**YOUR OBJECTIVE:** What is the count of lines in the listing below that hold the string "zero"? Reply with that number alone.

Records from a collection:
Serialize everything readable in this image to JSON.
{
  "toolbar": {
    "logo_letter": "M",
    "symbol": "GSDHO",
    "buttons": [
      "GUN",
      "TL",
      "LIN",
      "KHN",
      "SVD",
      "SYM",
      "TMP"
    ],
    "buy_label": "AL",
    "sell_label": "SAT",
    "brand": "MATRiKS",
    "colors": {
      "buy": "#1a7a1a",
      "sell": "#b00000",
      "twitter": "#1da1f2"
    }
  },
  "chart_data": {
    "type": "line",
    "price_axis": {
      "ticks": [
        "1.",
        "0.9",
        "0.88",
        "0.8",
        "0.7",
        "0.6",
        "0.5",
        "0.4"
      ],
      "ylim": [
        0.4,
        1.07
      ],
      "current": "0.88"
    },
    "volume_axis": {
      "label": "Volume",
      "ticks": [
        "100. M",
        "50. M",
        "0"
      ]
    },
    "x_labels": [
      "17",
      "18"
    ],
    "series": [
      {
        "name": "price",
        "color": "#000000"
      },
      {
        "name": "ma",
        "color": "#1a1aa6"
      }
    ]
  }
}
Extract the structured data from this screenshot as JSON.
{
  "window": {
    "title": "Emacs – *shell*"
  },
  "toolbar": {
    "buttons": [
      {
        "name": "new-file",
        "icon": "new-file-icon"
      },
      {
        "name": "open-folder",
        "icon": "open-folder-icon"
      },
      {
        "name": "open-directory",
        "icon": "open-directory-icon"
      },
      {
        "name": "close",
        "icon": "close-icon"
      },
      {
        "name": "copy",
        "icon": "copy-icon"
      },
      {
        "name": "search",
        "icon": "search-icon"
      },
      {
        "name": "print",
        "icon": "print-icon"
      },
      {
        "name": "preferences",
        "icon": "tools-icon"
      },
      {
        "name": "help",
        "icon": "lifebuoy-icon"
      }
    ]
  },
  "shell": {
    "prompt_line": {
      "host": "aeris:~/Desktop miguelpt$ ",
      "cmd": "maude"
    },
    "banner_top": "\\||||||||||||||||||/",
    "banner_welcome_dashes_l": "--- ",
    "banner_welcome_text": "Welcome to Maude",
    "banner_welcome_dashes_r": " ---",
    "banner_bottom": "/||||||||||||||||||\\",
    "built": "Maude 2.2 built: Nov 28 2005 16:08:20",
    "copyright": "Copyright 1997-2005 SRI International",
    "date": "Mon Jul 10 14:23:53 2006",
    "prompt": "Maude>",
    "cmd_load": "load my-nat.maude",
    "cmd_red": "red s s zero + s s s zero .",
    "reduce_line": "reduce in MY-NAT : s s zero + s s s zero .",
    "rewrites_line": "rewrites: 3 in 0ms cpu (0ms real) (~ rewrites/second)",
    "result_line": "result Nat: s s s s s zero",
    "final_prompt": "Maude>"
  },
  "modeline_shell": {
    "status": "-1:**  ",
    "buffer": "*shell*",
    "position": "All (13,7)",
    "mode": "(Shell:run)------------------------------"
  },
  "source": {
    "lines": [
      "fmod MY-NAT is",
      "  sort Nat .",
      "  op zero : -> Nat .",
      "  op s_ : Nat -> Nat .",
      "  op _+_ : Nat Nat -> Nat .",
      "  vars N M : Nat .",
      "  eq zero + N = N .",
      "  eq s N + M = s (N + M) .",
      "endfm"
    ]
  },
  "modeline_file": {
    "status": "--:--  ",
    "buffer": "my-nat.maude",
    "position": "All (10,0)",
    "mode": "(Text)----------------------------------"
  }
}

**ANSWER:** 5